Stated problem: Return the full material exactly.

Stored data:
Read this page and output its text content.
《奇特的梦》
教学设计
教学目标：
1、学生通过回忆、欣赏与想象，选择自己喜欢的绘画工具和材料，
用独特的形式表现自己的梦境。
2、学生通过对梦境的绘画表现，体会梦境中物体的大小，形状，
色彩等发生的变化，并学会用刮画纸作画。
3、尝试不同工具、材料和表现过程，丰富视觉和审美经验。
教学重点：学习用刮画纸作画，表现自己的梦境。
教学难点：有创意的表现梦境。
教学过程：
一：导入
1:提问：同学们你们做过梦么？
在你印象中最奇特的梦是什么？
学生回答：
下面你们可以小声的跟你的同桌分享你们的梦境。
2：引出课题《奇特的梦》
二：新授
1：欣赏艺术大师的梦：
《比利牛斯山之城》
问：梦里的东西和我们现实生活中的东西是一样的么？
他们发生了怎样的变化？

Exercise response:
Read this page and output its text content.
《奇特的梦》
教学设计
教学目标：
1、学生通过回忆、欣赏与想象，选择自己喜欢的绘画工具和材料，
用独特的形式表现自己的梦境。
2、学生通过对梦境的绘画表现，体会梦境中物体的大小，形状，
色彩等发生的变化，并学会用刮画纸作画。
3、尝试不同工具、材料和表现过程，丰富视觉和审美经验。
教学重点：学习用刮画纸作画，表现自己的梦境。
教学难点：有创意的表现梦境。
教学过程：
一：导入
1:提问：同学们你们做过梦么？
在你印象中最奇特的梦是什么？
学生回答：
下面你们可以小声的跟你的同桌分享你们的梦境。
2：引出课题《奇特的梦》
二：新授
1：欣赏艺术大师的梦：
《比利牛斯山之城》
问：梦里的东西和我们现实生活中的东西是一样的么？
他们发生了怎样的变化？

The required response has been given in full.